## Your task
All the data must come back unchanged, except that pictures are left out.

## Input material

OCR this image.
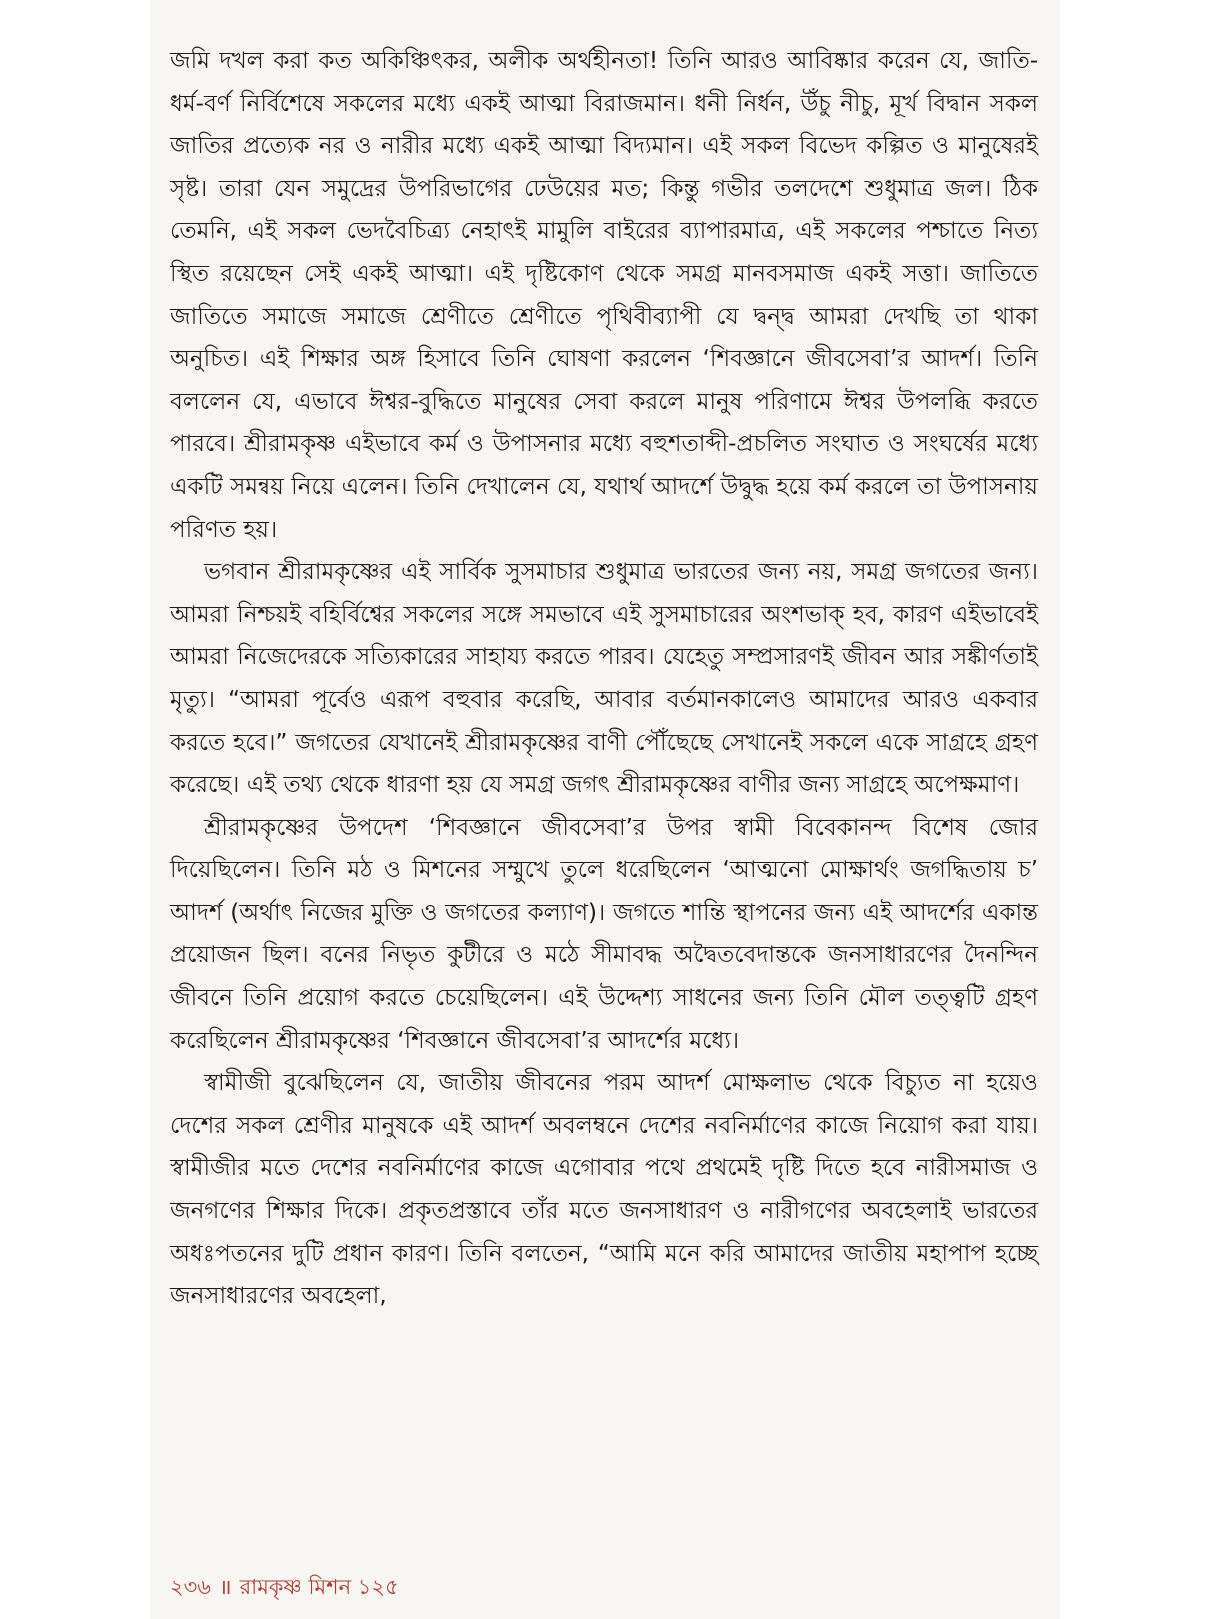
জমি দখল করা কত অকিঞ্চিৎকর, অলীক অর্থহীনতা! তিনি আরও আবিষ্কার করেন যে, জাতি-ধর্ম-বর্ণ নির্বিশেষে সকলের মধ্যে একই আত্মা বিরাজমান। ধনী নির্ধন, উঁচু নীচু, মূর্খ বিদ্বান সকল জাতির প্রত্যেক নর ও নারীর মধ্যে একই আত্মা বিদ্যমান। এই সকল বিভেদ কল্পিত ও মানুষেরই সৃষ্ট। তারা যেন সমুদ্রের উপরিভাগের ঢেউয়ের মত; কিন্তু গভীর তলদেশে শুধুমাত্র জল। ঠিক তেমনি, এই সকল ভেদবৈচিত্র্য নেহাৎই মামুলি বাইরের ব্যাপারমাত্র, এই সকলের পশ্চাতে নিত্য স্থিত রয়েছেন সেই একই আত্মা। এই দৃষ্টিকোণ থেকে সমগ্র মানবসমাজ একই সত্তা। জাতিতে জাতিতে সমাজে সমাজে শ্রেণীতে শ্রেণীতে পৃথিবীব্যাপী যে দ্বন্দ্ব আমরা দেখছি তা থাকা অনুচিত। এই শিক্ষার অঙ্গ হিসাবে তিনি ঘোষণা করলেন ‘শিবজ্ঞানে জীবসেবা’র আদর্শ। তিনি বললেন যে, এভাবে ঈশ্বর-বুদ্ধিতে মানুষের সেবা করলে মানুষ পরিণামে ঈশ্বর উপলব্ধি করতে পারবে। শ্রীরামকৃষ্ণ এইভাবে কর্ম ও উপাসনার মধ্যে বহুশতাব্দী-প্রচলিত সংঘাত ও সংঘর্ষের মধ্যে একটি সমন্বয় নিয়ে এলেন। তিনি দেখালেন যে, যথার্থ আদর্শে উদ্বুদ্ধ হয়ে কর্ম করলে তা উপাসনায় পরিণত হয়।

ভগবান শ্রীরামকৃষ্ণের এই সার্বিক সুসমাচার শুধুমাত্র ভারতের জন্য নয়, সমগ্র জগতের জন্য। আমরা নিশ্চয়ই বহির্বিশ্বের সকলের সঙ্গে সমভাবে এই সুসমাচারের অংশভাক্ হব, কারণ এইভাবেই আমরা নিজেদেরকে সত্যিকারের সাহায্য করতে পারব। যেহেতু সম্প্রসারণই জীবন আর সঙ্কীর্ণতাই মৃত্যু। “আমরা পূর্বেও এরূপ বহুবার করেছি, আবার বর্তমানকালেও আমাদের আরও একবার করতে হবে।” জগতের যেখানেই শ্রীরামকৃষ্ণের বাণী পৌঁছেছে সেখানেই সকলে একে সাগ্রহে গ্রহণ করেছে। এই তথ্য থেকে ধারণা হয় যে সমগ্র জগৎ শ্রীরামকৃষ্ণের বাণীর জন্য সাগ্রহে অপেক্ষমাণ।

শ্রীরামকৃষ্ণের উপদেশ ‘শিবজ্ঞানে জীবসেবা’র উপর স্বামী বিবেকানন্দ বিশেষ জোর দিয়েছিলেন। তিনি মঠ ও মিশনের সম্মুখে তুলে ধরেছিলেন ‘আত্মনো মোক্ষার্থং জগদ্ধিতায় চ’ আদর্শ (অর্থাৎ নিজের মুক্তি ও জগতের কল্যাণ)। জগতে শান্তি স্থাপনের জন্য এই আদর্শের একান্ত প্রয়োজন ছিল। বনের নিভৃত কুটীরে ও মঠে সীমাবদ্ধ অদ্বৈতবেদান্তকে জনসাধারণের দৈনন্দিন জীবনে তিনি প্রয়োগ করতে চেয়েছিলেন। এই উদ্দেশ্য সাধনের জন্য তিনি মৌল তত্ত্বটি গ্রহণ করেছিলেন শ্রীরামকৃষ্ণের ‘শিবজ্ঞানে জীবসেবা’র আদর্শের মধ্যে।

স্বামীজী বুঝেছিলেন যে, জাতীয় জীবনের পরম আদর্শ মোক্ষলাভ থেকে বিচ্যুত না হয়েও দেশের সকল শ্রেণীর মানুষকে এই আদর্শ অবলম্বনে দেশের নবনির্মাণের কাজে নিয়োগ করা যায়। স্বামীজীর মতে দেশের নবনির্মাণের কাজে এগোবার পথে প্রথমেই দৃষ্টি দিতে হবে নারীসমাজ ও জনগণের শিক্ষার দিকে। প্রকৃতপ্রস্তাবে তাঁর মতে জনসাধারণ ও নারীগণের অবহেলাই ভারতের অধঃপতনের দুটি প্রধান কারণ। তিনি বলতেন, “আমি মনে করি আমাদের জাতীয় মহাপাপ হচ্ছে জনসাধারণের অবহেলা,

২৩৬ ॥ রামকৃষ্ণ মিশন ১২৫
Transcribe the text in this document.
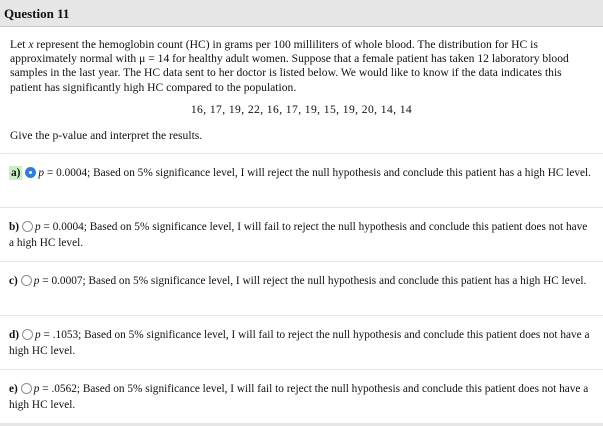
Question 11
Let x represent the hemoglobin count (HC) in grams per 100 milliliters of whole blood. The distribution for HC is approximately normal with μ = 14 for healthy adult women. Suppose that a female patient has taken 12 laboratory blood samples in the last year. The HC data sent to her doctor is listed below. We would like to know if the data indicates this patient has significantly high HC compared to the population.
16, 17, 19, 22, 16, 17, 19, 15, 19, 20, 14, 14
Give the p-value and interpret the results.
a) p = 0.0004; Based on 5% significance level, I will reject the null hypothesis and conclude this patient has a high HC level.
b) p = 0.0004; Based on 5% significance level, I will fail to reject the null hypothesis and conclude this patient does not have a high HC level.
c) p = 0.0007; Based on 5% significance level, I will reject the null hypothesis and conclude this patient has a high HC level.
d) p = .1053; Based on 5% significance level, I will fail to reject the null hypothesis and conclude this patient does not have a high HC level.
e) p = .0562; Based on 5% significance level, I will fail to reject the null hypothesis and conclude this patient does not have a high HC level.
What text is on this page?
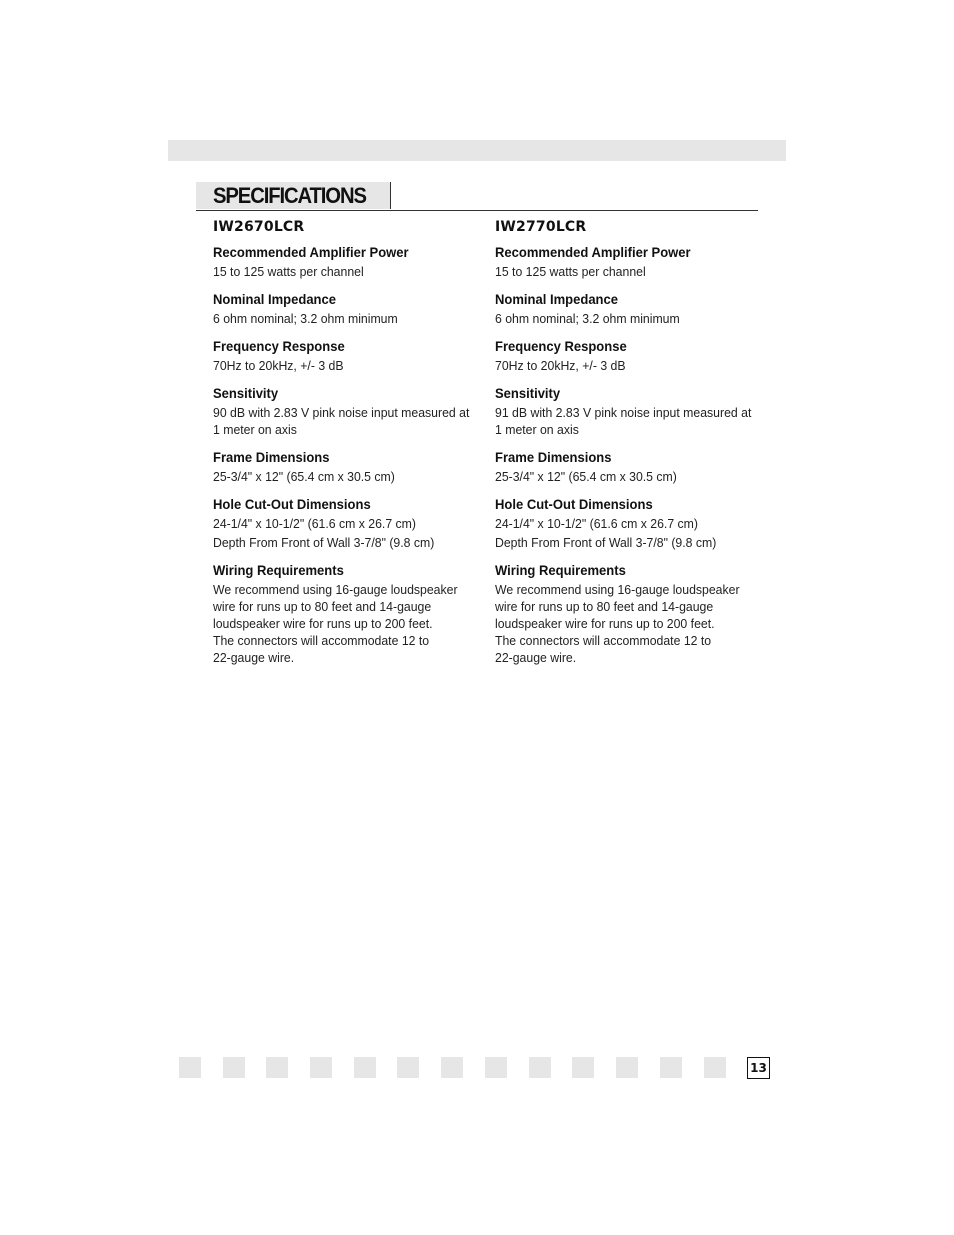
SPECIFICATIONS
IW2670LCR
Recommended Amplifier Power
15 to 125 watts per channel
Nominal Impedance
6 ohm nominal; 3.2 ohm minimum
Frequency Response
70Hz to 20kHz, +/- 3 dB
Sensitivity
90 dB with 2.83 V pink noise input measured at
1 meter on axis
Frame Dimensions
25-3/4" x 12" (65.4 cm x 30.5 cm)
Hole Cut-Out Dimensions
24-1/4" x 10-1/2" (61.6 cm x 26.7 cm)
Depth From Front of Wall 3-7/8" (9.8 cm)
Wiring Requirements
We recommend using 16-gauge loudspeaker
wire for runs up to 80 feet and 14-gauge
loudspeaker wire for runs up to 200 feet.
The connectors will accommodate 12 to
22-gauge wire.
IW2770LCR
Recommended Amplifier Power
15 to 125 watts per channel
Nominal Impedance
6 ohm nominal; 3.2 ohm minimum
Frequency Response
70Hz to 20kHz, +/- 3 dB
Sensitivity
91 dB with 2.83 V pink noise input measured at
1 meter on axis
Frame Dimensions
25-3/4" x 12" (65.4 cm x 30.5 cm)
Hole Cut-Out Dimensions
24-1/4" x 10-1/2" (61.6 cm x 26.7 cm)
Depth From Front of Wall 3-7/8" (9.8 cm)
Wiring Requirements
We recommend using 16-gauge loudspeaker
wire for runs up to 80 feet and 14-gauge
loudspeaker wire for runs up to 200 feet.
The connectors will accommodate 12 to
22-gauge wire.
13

## Written reply
OCR this image.
জমি দখল করা কত অকিঞ্চিৎকর, অলীক অর্থহীনতা! তিনি আরও আবিষ্কার করেন যে, জাতি-ধর্ম-বর্ণ নির্বিশেষে সকলের মধ্যে একই আত্মা বিরাজমান। ধনী নির্ধন, উঁচু নীচু, মূর্খ বিদ্বান সকল জাতির প্রত্যেক নর ও নারীর মধ্যে একই আত্মা বিদ্যমান। এই সকল বিভেদ কল্পিত ও মানুষেরই সৃষ্ট। তারা যেন সমুদ্রের উপরিভাগের ঢেউয়ের মত; কিন্তু গভীর তলদেশে শুধুমাত্র জল। ঠিক তেমনি, এই সকল ভেদবৈচিত্র্য নেহাৎই মামুলি বাইরের ব্যাপারমাত্র, এই সকলের পশ্চাতে নিত্য স্থিত রয়েছেন সেই একই আত্মা। এই দৃষ্টিকোণ থেকে সমগ্র মানবসমাজ একই সত্তা। জাতিতে জাতিতে সমাজে সমাজে শ্রেণীতে শ্রেণীতে পৃথিবীব্যাপী যে দ্বন্দ্ব আমরা দেখছি তা থাকা অনুচিত। এই শিক্ষার অঙ্গ হিসাবে তিনি ঘোষণা করলেন ‘শিবজ্ঞানে জীবসেবা’র আদর্শ। তিনি বললেন যে, এভাবে ঈশ্বর-বুদ্ধিতে মানুষের সেবা করলে মানুষ পরিণামে ঈশ্বর উপলব্ধি করতে পারবে। শ্রীরামকৃষ্ণ এইভাবে কর্ম ও উপাসনার মধ্যে বহুশতাব্দী-প্রচলিত সংঘাত ও সংঘর্ষের মধ্যে একটি সমন্বয় নিয়ে এলেন। তিনি দেখালেন যে, যথার্থ আদর্শে উদ্বুদ্ধ হয়ে কর্ম করলে তা উপাসনায় পরিণত হয়।

ভগবান শ্রীরামকৃষ্ণের এই সার্বিক সুসমাচার শুধুমাত্র ভারতের জন্য নয়, সমগ্র জগতের জন্য। আমরা নিশ্চয়ই বহির্বিশ্বের সকলের সঙ্গে সমভাবে এই সুসমাচারের অংশভাক্ হব, কারণ এইভাবেই আমরা নিজেদেরকে সত্যিকারের সাহায্য করতে পারব। যেহেতু সম্প্রসারণই জীবন আর সঙ্কীর্ণতাই মৃত্যু। “আমরা পূর্বেও এরূপ বহুবার করেছি, আবার বর্তমানকালেও আমাদের আরও একবার করতে হবে।” জগতের যেখানেই শ্রীরামকৃষ্ণের বাণী পৌঁছেছে সেখানেই সকলে একে সাগ্রহে গ্রহণ করেছে। এই তথ্য থেকে ধারণা হয় যে সমগ্র জগৎ শ্রীরামকৃষ্ণের বাণীর জন্য সাগ্রহে অপেক্ষমাণ।

শ্রীরামকৃষ্ণের উপদেশ ‘শিবজ্ঞানে জীবসেবা’র উপর স্বামী বিবেকানন্দ বিশেষ জোর দিয়েছিলেন। তিনি মঠ ও মিশনের সম্মুখে তুলে ধরেছিলেন ‘আত্মনো মোক্ষার্থং জগদ্ধিতায় চ’ আদর্শ (অর্থাৎ নিজের মুক্তি ও জগতের কল্যাণ)। জগতে শান্তি স্থাপনের জন্য এই আদর্শের একান্ত প্রয়োজন ছিল। বনের নিভৃত কুটীরে ও মঠে সীমাবদ্ধ অদ্বৈতবেদান্তকে জনসাধারণের দৈনন্দিন জীবনে তিনি প্রয়োগ করতে চেয়েছিলেন। এই উদ্দেশ্য সাধনের জন্য তিনি মৌল তত্ত্বটি গ্রহণ করেছিলেন শ্রীরামকৃষ্ণের ‘শিবজ্ঞানে জীবসেবা’র আদর্শের মধ্যে।

স্বামীজী বুঝেছিলেন যে, জাতীয় জীবনের পরম আদর্শ মোক্ষলাভ থেকে বিচ্যুত না হয়েও দেশের সকল শ্রেণীর মানুষকে এই আদর্শ অবলম্বনে দেশের নবনির্মাণের কাজে নিয়োগ করা যায়। স্বামীজীর মতে দেশের নবনির্মাণের কাজে এগোবার পথে প্রথমেই দৃষ্টি দিতে হবে নারীসমাজ ও জনগণের শিক্ষার দিকে। প্রকৃতপ্রস্তাবে তাঁর মতে জনসাধারণ ও নারীগণের অবহেলাই ভারতের অধঃপতনের দুটি প্রধান কারণ। তিনি বলতেন, “আমি মনে করি আমাদের জাতীয় মহাপাপ হচ্ছে জনসাধারণের অবহেলা,

২৩৬ ॥ রামকৃষ্ণ মিশন ১২৫
Transcribe the text in this document.
Question 11
Let x represent the hemoglobin count (HC) in grams per 100 milliliters of whole blood. The distribution for HC is approximately normal with μ = 14 for healthy adult women. Suppose that a female patient has taken 12 laboratory blood samples in the last year. The HC data sent to her doctor is listed below. We would like to know if the data indicates this patient has significantly high HC compared to the population.
16, 17, 19, 22, 16, 17, 19, 15, 19, 20, 14, 14
Give the p-value and interpret the results.
a) p = 0.0004; Based on 5% significance level, I will reject the null hypothesis and conclude this patient has a high HC level.
b) p = 0.0004; Based on 5% significance level, I will fail to reject the null hypothesis and conclude this patient does not have a high HC level.
c) p = 0.0007; Based on 5% significance level, I will reject the null hypothesis and conclude this patient has a high HC level.
d) p = .1053; Based on 5% significance level, I will fail to reject the null hypothesis and conclude this patient does not have a high HC level.
e) p = .0562; Based on 5% significance level, I will fail to reject the null hypothesis and conclude this patient does not have a high HC level.
What text is on this page?
SPECIFICATIONS
IW2670LCR
Recommended Amplifier Power
15 to 125 watts per channel
Nominal Impedance
6 ohm nominal; 3.2 ohm minimum
Frequency Response
70Hz to 20kHz, +/- 3 dB
Sensitivity
90 dB with 2.83 V pink noise input measured at
1 meter on axis
Frame Dimensions
25-3/4" x 12" (65.4 cm x 30.5 cm)
Hole Cut-Out Dimensions
24-1/4" x 10-1/2" (61.6 cm x 26.7 cm)
Depth From Front of Wall 3-7/8" (9.8 cm)
Wiring Requirements
We recommend using 16-gauge loudspeaker
wire for runs up to 80 feet and 14-gauge
loudspeaker wire for runs up to 200 feet.
The connectors will accommodate 12 to
22-gauge wire.
IW2770LCR
Recommended Amplifier Power
15 to 125 watts per channel
Nominal Impedance
6 ohm nominal; 3.2 ohm minimum
Frequency Response
70Hz to 20kHz, +/- 3 dB
Sensitivity
91 dB with 2.83 V pink noise input measured at
1 meter on axis
Frame Dimensions
25-3/4" x 12" (65.4 cm x 30.5 cm)
Hole Cut-Out Dimensions
24-1/4" x 10-1/2" (61.6 cm x 26.7 cm)
Depth From Front of Wall 3-7/8" (9.8 cm)
Wiring Requirements
We recommend using 16-gauge loudspeaker
wire for runs up to 80 feet and 14-gauge
loudspeaker wire for runs up to 200 feet.
The connectors will accommodate 12 to
22-gauge wire.
13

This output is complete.